● **Directions**: In the data below, locate each line with the word "Servizio" and list it.

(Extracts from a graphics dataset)
● ● ●

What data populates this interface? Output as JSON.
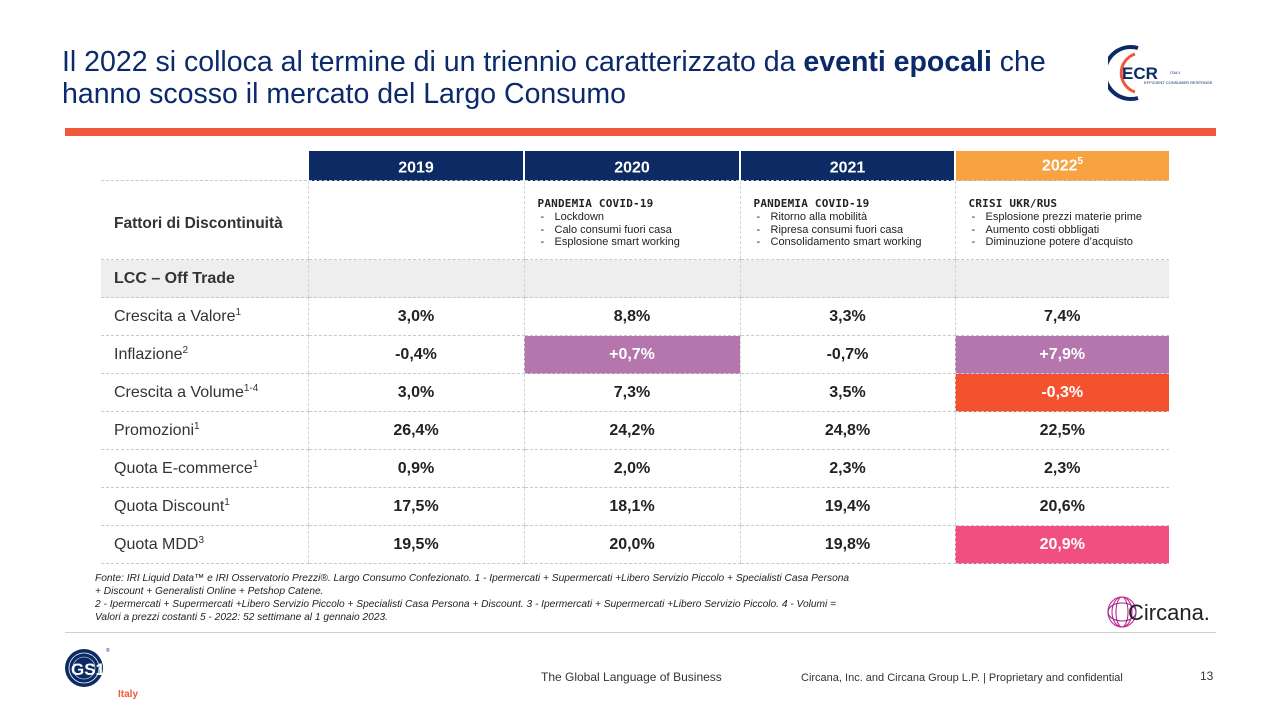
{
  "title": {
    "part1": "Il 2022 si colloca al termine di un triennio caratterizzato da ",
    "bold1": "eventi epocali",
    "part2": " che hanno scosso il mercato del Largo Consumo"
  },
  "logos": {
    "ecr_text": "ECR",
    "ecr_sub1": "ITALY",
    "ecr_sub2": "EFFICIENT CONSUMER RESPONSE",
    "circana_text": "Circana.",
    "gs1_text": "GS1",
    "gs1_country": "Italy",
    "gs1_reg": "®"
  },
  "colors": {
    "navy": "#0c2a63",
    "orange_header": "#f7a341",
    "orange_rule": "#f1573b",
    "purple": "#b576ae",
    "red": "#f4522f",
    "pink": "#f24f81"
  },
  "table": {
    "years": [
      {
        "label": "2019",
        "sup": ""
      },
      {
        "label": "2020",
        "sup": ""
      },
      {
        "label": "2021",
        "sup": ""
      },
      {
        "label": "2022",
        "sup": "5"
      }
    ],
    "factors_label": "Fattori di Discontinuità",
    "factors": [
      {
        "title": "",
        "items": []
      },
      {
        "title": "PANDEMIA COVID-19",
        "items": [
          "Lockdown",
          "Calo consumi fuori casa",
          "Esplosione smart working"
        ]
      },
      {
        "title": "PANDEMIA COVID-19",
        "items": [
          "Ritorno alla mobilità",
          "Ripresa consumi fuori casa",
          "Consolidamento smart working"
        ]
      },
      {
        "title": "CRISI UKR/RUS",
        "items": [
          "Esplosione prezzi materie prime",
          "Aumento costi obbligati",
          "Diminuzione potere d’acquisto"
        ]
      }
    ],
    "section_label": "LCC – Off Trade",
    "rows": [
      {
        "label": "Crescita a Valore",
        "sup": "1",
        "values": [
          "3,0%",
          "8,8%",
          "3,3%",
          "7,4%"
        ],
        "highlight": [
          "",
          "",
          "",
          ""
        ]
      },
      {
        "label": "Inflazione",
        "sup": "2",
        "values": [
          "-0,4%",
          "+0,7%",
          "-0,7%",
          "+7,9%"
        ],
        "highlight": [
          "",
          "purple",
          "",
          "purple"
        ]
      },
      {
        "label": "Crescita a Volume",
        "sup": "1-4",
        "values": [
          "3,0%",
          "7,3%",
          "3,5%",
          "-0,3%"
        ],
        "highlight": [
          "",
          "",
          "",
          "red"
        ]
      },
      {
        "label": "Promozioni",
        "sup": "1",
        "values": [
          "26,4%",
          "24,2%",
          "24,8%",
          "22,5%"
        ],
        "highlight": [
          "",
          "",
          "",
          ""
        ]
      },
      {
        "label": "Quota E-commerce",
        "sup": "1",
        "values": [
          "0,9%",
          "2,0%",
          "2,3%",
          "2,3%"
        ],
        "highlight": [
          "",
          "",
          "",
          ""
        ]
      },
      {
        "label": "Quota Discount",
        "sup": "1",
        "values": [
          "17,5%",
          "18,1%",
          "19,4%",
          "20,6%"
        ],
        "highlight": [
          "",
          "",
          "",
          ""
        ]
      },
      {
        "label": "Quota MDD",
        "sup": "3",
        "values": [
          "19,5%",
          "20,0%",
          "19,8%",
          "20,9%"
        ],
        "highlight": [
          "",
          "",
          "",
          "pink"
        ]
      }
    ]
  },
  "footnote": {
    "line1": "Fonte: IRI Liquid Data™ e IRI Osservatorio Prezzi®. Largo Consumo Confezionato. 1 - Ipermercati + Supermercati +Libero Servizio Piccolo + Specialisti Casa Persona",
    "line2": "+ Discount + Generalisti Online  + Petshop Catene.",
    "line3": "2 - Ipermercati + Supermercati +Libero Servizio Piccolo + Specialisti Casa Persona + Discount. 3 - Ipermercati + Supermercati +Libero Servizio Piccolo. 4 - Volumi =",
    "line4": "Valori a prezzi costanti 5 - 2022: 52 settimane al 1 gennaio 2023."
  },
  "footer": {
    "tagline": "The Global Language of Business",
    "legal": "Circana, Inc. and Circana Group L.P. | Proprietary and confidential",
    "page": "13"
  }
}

● ● ●

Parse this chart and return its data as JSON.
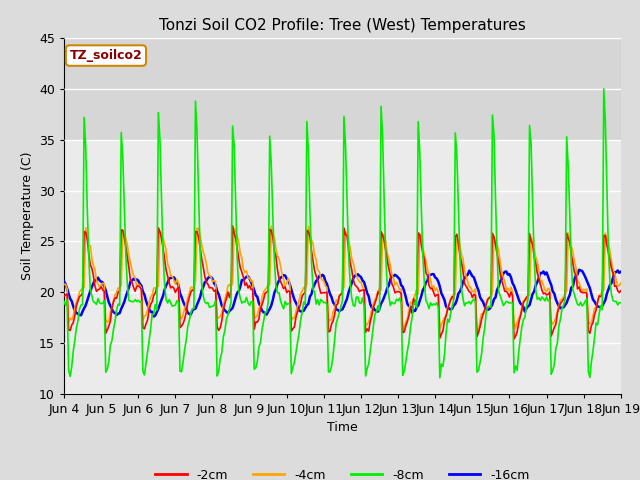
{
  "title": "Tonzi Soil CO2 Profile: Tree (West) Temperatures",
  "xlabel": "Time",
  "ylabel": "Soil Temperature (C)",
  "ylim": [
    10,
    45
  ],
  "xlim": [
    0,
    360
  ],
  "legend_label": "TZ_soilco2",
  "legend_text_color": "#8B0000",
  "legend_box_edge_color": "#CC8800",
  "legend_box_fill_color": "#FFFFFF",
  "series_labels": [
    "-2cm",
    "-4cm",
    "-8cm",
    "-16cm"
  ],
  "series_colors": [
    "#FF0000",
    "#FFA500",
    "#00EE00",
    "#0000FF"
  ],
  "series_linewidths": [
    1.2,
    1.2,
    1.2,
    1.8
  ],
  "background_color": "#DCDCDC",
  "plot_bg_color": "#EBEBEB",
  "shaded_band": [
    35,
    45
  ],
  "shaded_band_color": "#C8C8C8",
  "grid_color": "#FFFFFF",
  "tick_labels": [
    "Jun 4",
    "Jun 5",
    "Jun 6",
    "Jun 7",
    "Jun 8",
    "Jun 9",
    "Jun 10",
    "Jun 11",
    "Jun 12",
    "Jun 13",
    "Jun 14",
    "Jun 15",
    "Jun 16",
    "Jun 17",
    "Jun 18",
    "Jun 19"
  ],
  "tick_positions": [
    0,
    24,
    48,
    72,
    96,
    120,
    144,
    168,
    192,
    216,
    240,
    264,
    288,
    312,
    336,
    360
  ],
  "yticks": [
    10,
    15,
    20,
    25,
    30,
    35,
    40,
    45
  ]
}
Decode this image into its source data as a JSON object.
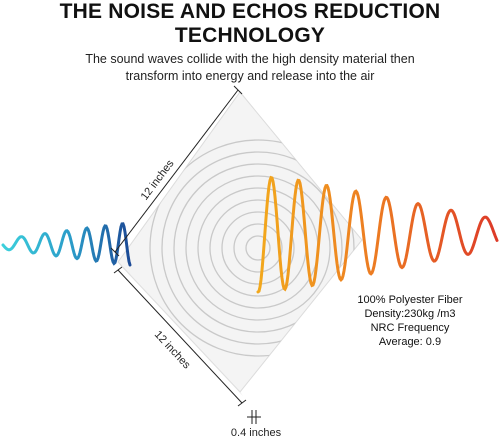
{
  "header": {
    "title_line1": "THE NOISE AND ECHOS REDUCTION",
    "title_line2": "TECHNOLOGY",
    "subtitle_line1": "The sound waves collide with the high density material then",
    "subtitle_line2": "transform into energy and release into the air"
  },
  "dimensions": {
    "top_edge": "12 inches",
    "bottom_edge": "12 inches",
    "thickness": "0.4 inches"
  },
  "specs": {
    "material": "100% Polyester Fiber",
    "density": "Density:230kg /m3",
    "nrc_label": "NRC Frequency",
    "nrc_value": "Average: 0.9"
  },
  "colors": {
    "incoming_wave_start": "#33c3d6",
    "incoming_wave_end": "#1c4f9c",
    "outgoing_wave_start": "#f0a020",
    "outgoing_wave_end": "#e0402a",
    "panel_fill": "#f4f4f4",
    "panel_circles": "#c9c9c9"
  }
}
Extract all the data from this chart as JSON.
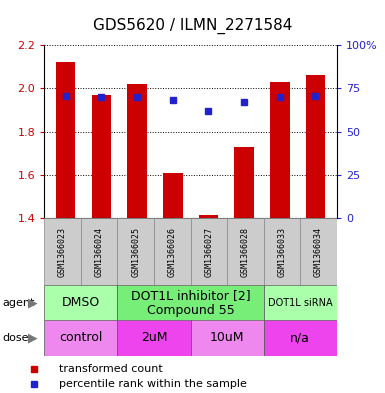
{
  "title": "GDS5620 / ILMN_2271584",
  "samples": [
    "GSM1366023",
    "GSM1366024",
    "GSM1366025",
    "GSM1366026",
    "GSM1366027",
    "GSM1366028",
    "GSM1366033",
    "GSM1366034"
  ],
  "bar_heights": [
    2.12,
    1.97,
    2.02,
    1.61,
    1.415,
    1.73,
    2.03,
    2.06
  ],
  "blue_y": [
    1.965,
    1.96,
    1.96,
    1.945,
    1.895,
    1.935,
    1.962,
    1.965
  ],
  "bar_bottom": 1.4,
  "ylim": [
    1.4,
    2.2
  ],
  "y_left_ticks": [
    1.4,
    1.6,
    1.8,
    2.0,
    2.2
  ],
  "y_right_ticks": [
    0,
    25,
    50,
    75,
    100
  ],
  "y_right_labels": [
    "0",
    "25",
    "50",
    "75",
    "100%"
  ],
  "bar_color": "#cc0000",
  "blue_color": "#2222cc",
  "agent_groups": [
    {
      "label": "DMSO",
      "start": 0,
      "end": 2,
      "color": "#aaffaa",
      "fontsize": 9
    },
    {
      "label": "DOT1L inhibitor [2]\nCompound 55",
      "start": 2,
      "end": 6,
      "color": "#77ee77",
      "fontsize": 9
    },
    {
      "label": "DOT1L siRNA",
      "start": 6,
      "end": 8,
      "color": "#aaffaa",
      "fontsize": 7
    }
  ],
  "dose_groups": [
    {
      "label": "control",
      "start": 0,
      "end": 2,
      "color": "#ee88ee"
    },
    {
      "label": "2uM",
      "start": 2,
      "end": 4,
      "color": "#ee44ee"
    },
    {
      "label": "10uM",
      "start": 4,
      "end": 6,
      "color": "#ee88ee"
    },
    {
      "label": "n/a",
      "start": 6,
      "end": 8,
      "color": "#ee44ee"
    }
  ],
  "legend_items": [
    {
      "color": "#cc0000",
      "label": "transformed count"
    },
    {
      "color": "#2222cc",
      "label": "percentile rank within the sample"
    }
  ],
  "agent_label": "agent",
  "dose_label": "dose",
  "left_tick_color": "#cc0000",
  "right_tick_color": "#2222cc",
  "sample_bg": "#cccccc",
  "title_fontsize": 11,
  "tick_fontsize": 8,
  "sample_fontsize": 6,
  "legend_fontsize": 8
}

● ● ●

● **Task output**:
    "line1": "Fonte: IRI Liquid Data™ e IRI Osservatorio Prezzi®. Largo Consumo Confezionato. 1 - Ipermercati + Supermercati +Libero Servizio Piccolo + Specialisti Casa Persona",
    "line3": "2 - Ipermercati + Supermercati +Libero Servizio Piccolo + Specialisti Casa Persona + Discount. 3 - Ipermercati + Supermercati +Libero Servizio Piccolo. 4 - Volumi =",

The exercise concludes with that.